-------- Given records

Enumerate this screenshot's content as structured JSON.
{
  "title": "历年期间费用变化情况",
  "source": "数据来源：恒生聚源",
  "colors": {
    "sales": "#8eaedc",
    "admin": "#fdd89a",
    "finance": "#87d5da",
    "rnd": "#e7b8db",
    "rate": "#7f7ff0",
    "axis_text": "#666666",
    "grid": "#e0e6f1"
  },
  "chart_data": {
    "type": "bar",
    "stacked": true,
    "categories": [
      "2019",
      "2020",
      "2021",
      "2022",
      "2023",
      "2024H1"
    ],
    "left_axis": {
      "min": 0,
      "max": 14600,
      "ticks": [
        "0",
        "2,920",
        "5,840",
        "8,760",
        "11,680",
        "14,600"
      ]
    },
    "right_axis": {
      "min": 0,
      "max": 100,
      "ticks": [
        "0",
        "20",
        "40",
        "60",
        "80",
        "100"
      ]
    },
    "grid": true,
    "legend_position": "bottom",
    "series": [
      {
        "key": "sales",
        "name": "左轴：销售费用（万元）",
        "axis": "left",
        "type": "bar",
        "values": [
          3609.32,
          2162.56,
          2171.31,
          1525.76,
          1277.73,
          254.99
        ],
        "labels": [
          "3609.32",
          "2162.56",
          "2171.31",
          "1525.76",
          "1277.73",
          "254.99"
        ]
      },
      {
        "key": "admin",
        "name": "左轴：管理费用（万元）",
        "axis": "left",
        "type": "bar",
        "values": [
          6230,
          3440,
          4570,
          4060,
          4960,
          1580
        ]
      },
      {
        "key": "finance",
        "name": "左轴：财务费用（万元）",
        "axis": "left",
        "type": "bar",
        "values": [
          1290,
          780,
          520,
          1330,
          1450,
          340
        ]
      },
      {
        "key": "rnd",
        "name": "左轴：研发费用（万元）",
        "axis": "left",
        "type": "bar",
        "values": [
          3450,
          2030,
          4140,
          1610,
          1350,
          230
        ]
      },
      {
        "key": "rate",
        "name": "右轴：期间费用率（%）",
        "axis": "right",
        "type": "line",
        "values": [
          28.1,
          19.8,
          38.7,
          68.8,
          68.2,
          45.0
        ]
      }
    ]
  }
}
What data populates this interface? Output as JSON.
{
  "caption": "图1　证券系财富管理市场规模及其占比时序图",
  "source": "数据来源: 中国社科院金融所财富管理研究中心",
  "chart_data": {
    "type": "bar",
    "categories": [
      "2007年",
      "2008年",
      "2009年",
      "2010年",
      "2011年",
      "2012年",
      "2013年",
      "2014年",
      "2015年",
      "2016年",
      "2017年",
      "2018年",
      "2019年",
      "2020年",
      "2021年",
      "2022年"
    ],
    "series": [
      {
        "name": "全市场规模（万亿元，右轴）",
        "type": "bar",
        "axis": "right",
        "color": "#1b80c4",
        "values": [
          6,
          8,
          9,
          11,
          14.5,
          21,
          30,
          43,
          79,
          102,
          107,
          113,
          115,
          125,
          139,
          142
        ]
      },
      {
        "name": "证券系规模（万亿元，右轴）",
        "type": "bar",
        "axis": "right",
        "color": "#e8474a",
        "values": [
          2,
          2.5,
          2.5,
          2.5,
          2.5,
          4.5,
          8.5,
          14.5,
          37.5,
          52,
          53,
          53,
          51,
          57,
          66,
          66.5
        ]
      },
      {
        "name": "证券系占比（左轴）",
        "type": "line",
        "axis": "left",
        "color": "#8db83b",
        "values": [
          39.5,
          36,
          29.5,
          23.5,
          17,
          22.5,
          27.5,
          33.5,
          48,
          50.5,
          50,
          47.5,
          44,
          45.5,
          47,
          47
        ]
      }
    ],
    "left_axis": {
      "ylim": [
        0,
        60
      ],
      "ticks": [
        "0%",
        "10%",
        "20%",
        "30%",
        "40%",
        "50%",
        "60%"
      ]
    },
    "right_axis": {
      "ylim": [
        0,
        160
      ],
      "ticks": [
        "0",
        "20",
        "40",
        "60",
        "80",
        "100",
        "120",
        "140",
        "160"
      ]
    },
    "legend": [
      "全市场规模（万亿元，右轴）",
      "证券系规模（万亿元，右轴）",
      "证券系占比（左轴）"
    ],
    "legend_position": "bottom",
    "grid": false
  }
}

----------------

• Prompt:
Indicate how many lines of the material contain the string "source", giving the number and nothing more.

• Correct output:
2